(Raw records)
────────
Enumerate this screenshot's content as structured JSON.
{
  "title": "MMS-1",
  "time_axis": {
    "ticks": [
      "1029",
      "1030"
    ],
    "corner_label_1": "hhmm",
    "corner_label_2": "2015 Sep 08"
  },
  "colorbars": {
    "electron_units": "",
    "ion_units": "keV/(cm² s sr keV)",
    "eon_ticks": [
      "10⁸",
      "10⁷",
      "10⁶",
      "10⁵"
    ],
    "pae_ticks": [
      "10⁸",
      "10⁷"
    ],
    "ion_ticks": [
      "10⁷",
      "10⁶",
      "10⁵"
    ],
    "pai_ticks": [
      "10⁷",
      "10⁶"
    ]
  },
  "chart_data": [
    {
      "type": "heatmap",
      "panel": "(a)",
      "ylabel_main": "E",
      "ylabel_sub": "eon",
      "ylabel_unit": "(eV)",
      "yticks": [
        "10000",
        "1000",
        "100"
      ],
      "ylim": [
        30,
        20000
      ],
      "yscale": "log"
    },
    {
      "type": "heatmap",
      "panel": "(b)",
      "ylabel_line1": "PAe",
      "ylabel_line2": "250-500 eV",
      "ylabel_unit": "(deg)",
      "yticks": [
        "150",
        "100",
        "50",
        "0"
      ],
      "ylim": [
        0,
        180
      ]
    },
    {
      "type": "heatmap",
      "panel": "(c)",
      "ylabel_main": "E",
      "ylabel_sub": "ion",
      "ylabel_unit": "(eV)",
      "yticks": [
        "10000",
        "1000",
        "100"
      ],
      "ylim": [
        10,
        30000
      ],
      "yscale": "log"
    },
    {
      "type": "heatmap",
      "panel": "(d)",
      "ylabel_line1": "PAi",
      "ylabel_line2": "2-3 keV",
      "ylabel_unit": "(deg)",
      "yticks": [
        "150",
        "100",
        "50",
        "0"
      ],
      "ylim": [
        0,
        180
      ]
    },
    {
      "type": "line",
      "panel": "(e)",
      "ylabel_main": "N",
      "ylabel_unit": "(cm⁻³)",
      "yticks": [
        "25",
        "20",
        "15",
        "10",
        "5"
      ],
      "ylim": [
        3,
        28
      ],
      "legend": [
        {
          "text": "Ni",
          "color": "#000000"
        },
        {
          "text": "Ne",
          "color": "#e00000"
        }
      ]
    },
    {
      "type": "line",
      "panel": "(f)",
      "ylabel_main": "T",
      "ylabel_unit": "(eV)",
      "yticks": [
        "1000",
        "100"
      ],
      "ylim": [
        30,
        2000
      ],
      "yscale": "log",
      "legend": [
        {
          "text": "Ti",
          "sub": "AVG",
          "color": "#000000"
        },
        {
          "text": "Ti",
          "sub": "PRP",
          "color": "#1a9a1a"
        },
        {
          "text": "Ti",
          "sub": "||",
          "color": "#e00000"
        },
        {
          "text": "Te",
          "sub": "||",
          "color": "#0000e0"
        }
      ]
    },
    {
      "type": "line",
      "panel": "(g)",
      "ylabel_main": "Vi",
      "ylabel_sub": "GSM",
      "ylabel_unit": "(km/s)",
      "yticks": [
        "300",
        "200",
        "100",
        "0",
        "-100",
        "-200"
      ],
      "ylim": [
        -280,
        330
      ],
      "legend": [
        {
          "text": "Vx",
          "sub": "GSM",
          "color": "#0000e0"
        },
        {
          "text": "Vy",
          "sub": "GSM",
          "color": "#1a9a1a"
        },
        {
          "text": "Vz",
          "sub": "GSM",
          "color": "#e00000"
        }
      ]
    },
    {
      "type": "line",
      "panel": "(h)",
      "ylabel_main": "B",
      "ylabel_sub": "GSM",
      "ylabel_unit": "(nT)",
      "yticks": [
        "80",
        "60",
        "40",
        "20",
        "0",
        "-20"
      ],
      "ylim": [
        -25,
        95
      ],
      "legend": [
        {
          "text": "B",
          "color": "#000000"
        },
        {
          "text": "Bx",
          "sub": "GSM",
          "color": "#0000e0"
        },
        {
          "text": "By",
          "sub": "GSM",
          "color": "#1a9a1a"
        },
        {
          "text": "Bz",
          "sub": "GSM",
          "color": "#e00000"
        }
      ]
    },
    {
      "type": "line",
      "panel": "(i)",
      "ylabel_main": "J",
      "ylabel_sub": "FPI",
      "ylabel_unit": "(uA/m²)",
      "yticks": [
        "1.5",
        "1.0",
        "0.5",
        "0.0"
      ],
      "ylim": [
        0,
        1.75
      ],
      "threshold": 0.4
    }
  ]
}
────────
▸ **Given request**: Reproduce each entry exactly, leaving out nothing.

▸ **Completed exercise**:
Enumerate this screenshot's content as structured JSON.
{
  "title": "MMS-1",
  "time_axis": {
    "ticks": [
      "1029",
      "1030"
    ],
    "corner_label_1": "hhmm",
    "corner_label_2": "2015 Sep 08"
  },
  "colorbars": {
    "electron_units": "",
    "ion_units": "keV/(cm² s sr keV)",
    "eon_ticks": [
      "10⁸",
      "10⁷",
      "10⁶",
      "10⁵"
    ],
    "pae_ticks": [
      "10⁸",
      "10⁷"
    ],
    "ion_ticks": [
      "10⁷",
      "10⁶",
      "10⁵"
    ],
    "pai_ticks": [
      "10⁷",
      "10⁶"
    ]
  },
  "chart_data": [
    {
      "type": "heatmap",
      "panel": "(a)",
      "ylabel_main": "E",
      "ylabel_sub": "eon",
      "ylabel_unit": "(eV)",
      "yticks": [
        "10000",
        "1000",
        "100"
      ],
      "ylim": [
        30,
        20000
      ],
      "yscale": "log"
    },
    {
      "type": "heatmap",
      "panel": "(b)",
      "ylabel_line1": "PAe",
      "ylabel_line2": "250-500 eV",
      "ylabel_unit": "(deg)",
      "yticks": [
        "150",
        "100",
        "50",
        "0"
      ],
      "ylim": [
        0,
        180
      ]
    },
    {
      "type": "heatmap",
      "panel": "(c)",
      "ylabel_main": "E",
      "ylabel_sub": "ion",
      "ylabel_unit": "(eV)",
      "yticks": [
        "10000",
        "1000",
        "100"
      ],
      "ylim": [
        10,
        30000
      ],
      "yscale": "log"
    },
    {
      "type": "heatmap",
      "panel": "(d)",
      "ylabel_line1": "PAi",
      "ylabel_line2": "2-3 keV",
      "ylabel_unit": "(deg)",
      "yticks": [
        "150",
        "100",
        "50",
        "0"
      ],
      "ylim": [
        0,
        180
      ]
    },
    {
      "type": "line",
      "panel": "(e)",
      "ylabel_main": "N",
      "ylabel_unit": "(cm⁻³)",
      "yticks": [
        "25",
        "20",
        "15",
        "10",
        "5"
      ],
      "ylim": [
        3,
        28
      ],
      "legend": [
        {
          "text": "Ni",
          "color": "#000000"
        },
        {
          "text": "Ne",
          "color": "#e00000"
        }
      ]
    },
    {
      "type": "line",
      "panel": "(f)",
      "ylabel_main": "T",
      "ylabel_unit": "(eV)",
      "yticks": [
        "1000",
        "100"
      ],
      "ylim": [
        30,
        2000
      ],
      "yscale": "log",
      "legend": [
        {
          "text": "Ti",
          "sub": "AVG",
          "color": "#000000"
        },
        {
          "text": "Ti",
          "sub": "PRP",
          "color": "#1a9a1a"
        },
        {
          "text": "Ti",
          "sub": "||",
          "color": "#e00000"
        },
        {
          "text": "Te",
          "sub": "||",
          "color": "#0000e0"
        }
      ]
    },
    {
      "type": "line",
      "panel": "(g)",
      "ylabel_main": "Vi",
      "ylabel_sub": "GSM",
      "ylabel_unit": "(km/s)",
      "yticks": [
        "300",
        "200",
        "100",
        "0",
        "-100",
        "-200"
      ],
      "ylim": [
        -280,
        330
      ],
      "legend": [
        {
          "text": "Vx",
          "sub": "GSM",
          "color": "#0000e0"
        },
        {
          "text": "Vy",
          "sub": "GSM",
          "color": "#1a9a1a"
        },
        {
          "text": "Vz",
          "sub": "GSM",
          "color": "#e00000"
        }
      ]
    },
    {
      "type": "line",
      "panel": "(h)",
      "ylabel_main": "B",
      "ylabel_sub": "GSM",
      "ylabel_unit": "(nT)",
      "yticks": [
        "80",
        "60",
        "40",
        "20",
        "0",
        "-20"
      ],
      "ylim": [
        -25,
        95
      ],
      "legend": [
        {
          "text": "B",
          "color": "#000000"
        },
        {
          "text": "Bx",
          "sub": "GSM",
          "color": "#0000e0"
        },
        {
          "text": "By",
          "sub": "GSM",
          "color": "#1a9a1a"
        },
        {
          "text": "Bz",
          "sub": "GSM",
          "color": "#e00000"
        }
      ]
    },
    {
      "type": "line",
      "panel": "(i)",
      "ylabel_main": "J",
      "ylabel_sub": "FPI",
      "ylabel_unit": "(uA/m²)",
      "yticks": [
        "1.5",
        "1.0",
        "0.5",
        "0.0"
      ],
      "ylim": [
        0,
        1.75
      ],
      "threshold": 0.4
    }
  ]
}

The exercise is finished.